**EXERCISE BRIEF:** Every record must appear in your copy exactly as written, with no pictures.

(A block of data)
Start
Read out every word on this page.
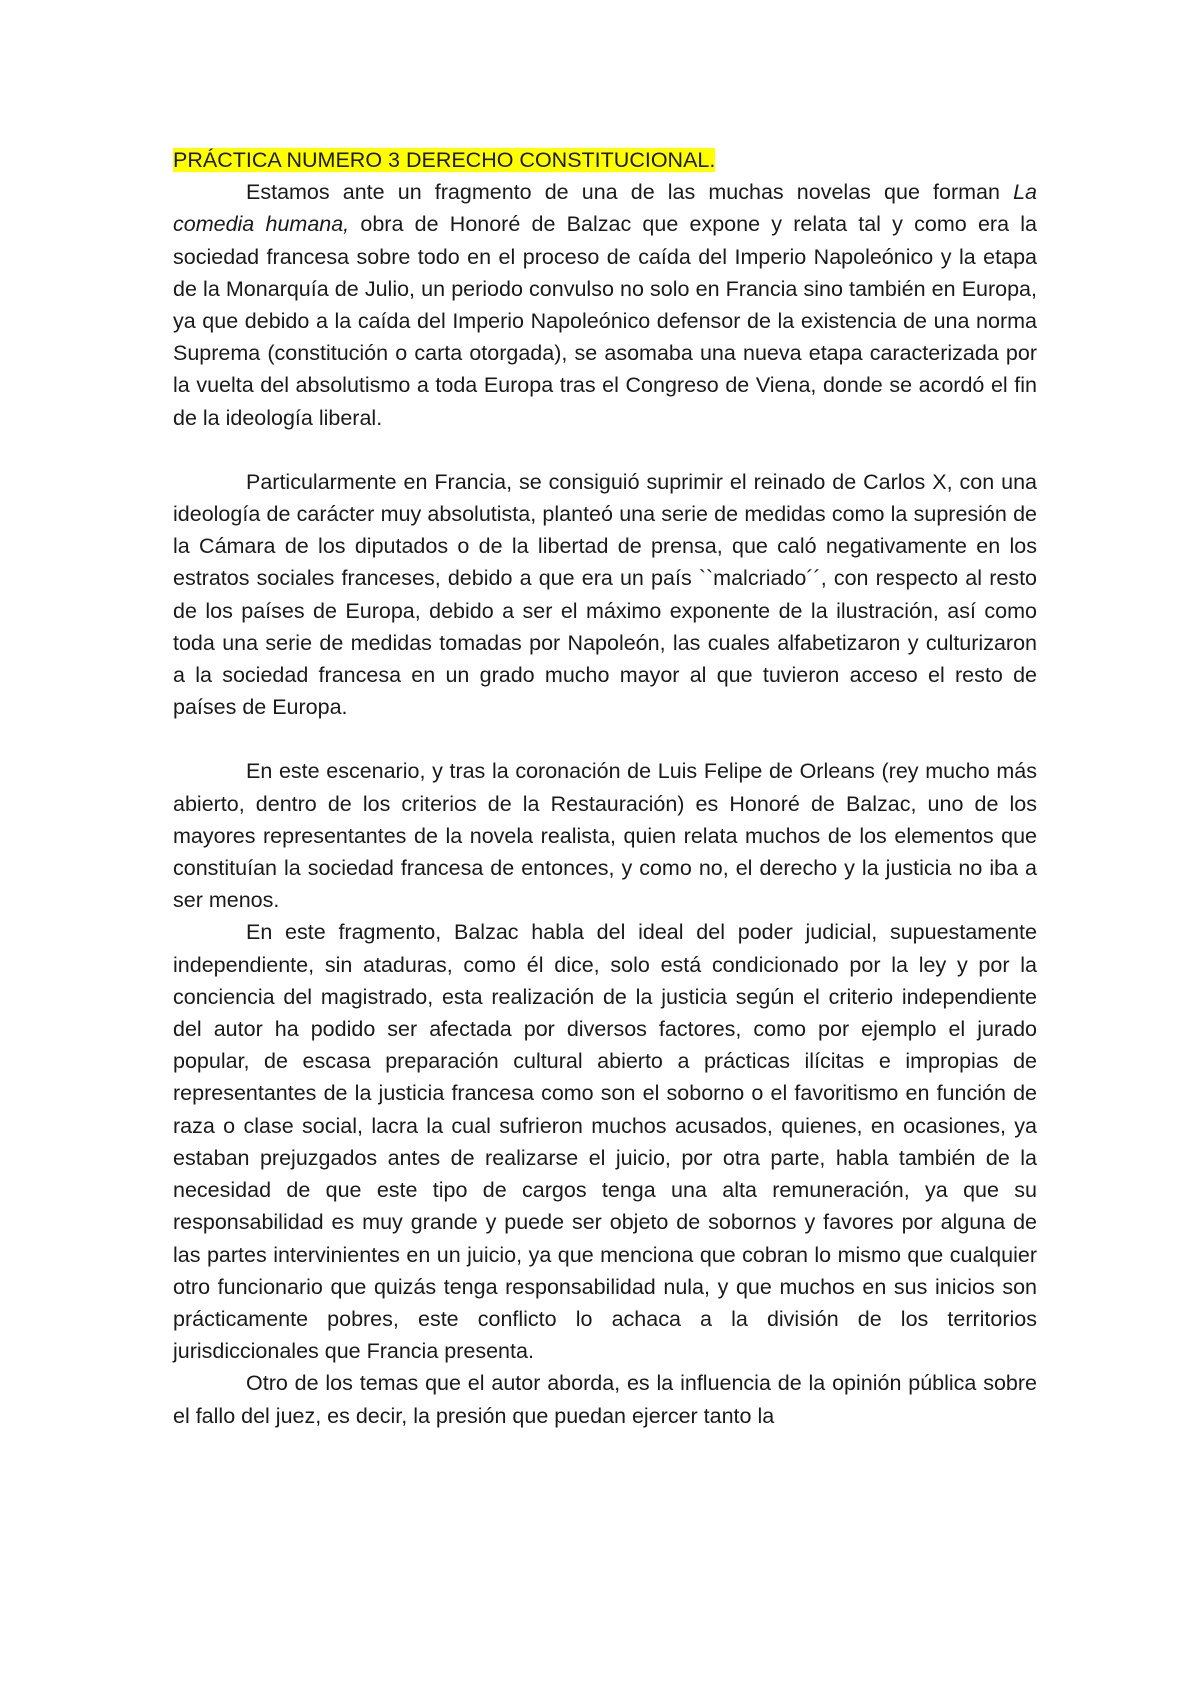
PRÁCTICA NUMERO 3 DERECHO CONSTITUCIONAL.

Estamos ante un fragmento de una de las muchas novelas que forman La comedia humana, obra de Honoré de Balzac que expone y relata tal y como era la sociedad francesa sobre todo en el proceso de caída del Imperio Napoleónico y la etapa de la Monarquía de Julio, un periodo convulso no solo en Francia sino también en Europa, ya que debido a la caída del Imperio Napoleónico defensor de la existencia de una norma Suprema (constitución o carta otorgada), se asomaba una nueva etapa caracterizada por la vuelta del absolutismo a toda Europa tras el Congreso de Viena, donde se acordó el fin de la ideología liberal.

Particularmente en Francia, se consiguió suprimir el reinado de Carlos X, con una ideología de carácter muy absolutista, planteó una serie de medidas como la supresión de la Cámara de los diputados o de la libertad de prensa, que caló negativamente en los estratos sociales franceses, debido a que era un país ``malcriado´´, con respecto al resto de los países de Europa, debido a ser el máximo exponente de la ilustración, así como toda una serie de medidas tomadas por Napoleón, las cuales alfabetizaron y culturizaron a la sociedad francesa en un grado mucho mayor al que tuvieron acceso el resto de países de Europa.

En este escenario, y tras la coronación de Luis Felipe de Orleans (rey mucho más abierto, dentro de los criterios de la Restauración) es Honoré de Balzac, uno de los mayores representantes de la novela realista, quien relata muchos de los elementos que constituían la sociedad francesa de entonces, y como no, el derecho y la justicia no iba a ser menos.

En este fragmento, Balzac habla del ideal del poder judicial, supuestamente independiente, sin ataduras, como él dice, solo está condicionado por la ley y por la conciencia del magistrado, esta realización de la justicia según el criterio independiente del autor ha podido ser afectada por diversos factores, como por ejemplo el jurado popular, de escasa preparación cultural abierto a prácticas ilícitas e impropias de representantes de la justicia francesa como son el soborno o el favoritismo en función de raza o clase social, lacra la cual sufrieron muchos acusados, quienes, en ocasiones, ya estaban prejuzgados antes de realizarse el juicio, por otra parte, habla también de la necesidad de que este tipo de cargos tenga una alta remuneración, ya que su responsabilidad es muy grande y puede ser objeto de sobornos y favores por alguna de las partes intervinientes en un juicio, ya que menciona que cobran lo mismo que cualquier otro funcionario que quizás tenga responsabilidad nula, y que muchos en sus inicios son prácticamente pobres, este conflicto lo achaca a la división de los territorios jurisdiccionales que Francia presenta.

Otro de los temas que el autor aborda, es la influencia de la opinión pública sobre el fallo del juez, es decir, la presión que puedan ejercer tanto la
End
**ANSWER TO THE PROBLEM:**
Read out every word on this page.
PRÁCTICA NUMERO 3 DERECHO CONSTITUCIONAL.

Estamos ante un fragmento de una de las muchas novelas que forman La comedia humana, obra de Honoré de Balzac que expone y relata tal y como era la sociedad francesa sobre todo en el proceso de caída del Imperio Napoleónico y la etapa de la Monarquía de Julio, un periodo convulso no solo en Francia sino también en Europa, ya que debido a la caída del Imperio Napoleónico defensor de la existencia de una norma Suprema (constitución o carta otorgada), se asomaba una nueva etapa caracterizada por la vuelta del absolutismo a toda Europa tras el Congreso de Viena, donde se acordó el fin de la ideología liberal.

Particularmente en Francia, se consiguió suprimir el reinado de Carlos X, con una ideología de carácter muy absolutista, planteó una serie de medidas como la supresión de la Cámara de los diputados o de la libertad de prensa, que caló negativamente en los estratos sociales franceses, debido a que era un país ``malcriado´´, con respecto al resto de los países de Europa, debido a ser el máximo exponente de la ilustración, así como toda una serie de medidas tomadas por Napoleón, las cuales alfabetizaron y culturizaron a la sociedad francesa en un grado mucho mayor al que tuvieron acceso el resto de países de Europa.

En este escenario, y tras la coronación de Luis Felipe de Orleans (rey mucho más abierto, dentro de los criterios de la Restauración) es Honoré de Balzac, uno de los mayores representantes de la novela realista, quien relata muchos de los elementos que constituían la sociedad francesa de entonces, y como no, el derecho y la justicia no iba a ser menos.

En este fragmento, Balzac habla del ideal del poder judicial, supuestamente independiente, sin ataduras, como él dice, solo está condicionado por la ley y por la conciencia del magistrado, esta realización de la justicia según el criterio independiente del autor ha podido ser afectada por diversos factores, como por ejemplo el jurado popular, de escasa preparación cultural abierto a prácticas ilícitas e impropias de representantes de la justicia francesa como son el soborno o el favoritismo en función de raza o clase social, lacra la cual sufrieron muchos acusados, quienes, en ocasiones, ya estaban prejuzgados antes de realizarse el juicio, por otra parte, habla también de la necesidad de que este tipo de cargos tenga una alta remuneración, ya que su responsabilidad es muy grande y puede ser objeto de sobornos y favores por alguna de las partes intervinientes en un juicio, ya que menciona que cobran lo mismo que cualquier otro funcionario que quizás tenga responsabilidad nula, y que muchos en sus inicios son prácticamente pobres, este conflicto lo achaca a la división de los territorios jurisdiccionales que Francia presenta.

Otro de los temas que el autor aborda, es la influencia de la opinión pública sobre el fallo del juez, es decir, la presión que puedan ejercer tanto la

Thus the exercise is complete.